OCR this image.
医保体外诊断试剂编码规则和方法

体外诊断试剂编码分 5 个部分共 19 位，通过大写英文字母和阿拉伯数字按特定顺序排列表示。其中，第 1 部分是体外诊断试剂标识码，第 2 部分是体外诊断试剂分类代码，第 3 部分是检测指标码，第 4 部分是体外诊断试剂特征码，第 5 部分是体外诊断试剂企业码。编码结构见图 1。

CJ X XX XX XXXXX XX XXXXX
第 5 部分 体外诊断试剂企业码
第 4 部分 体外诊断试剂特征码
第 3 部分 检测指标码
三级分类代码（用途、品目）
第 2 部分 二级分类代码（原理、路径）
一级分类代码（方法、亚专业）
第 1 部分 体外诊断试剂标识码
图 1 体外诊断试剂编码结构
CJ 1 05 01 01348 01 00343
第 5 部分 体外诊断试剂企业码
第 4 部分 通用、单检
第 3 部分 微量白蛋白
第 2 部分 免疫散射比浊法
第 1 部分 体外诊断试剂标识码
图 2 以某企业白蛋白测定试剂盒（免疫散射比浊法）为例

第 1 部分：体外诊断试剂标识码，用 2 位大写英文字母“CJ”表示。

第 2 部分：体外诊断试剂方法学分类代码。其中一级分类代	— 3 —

━━━━━━━━━━━━━━━━

* **Instructions to follow**
Please restate the records in full, word for word.

* **Output for this task**
OCR this image.
医保体外诊断试剂编码规则和方法

体外诊断试剂编码分 5 个部分共 19 位，通过大写英文字母和阿拉伯数字按特定顺序排列表示。其中，第 1 部分是体外诊断试剂标识码，第 2 部分是体外诊断试剂分类代码，第 3 部分是检测指标码，第 4 部分是体外诊断试剂特征码，第 5 部分是体外诊断试剂企业码。编码结构见图 1。

CJ X XX XX XXXXX XX XXXXX
第 5 部分 体外诊断试剂企业码
第 4 部分 体外诊断试剂特征码
第 3 部分 检测指标码
三级分类代码（用途、品目）
第 2 部分 二级分类代码（原理、路径）
一级分类代码（方法、亚专业）
第 1 部分 体外诊断试剂标识码
图 1 体外诊断试剂编码结构
CJ 1 05 01 01348 01 00343
第 5 部分 体外诊断试剂企业码
第 4 部分 通用、单检
第 3 部分 微量白蛋白
第 2 部分 免疫散射比浊法
第 1 部分 体外诊断试剂标识码
图 2 以某企业白蛋白测定试剂盒（免疫散射比浊法）为例

第 1 部分：体外诊断试剂标识码，用 2 位大写英文字母“CJ”表示。

第 2 部分：体外诊断试剂方法学分类代码。其中一级分类代	— 3 —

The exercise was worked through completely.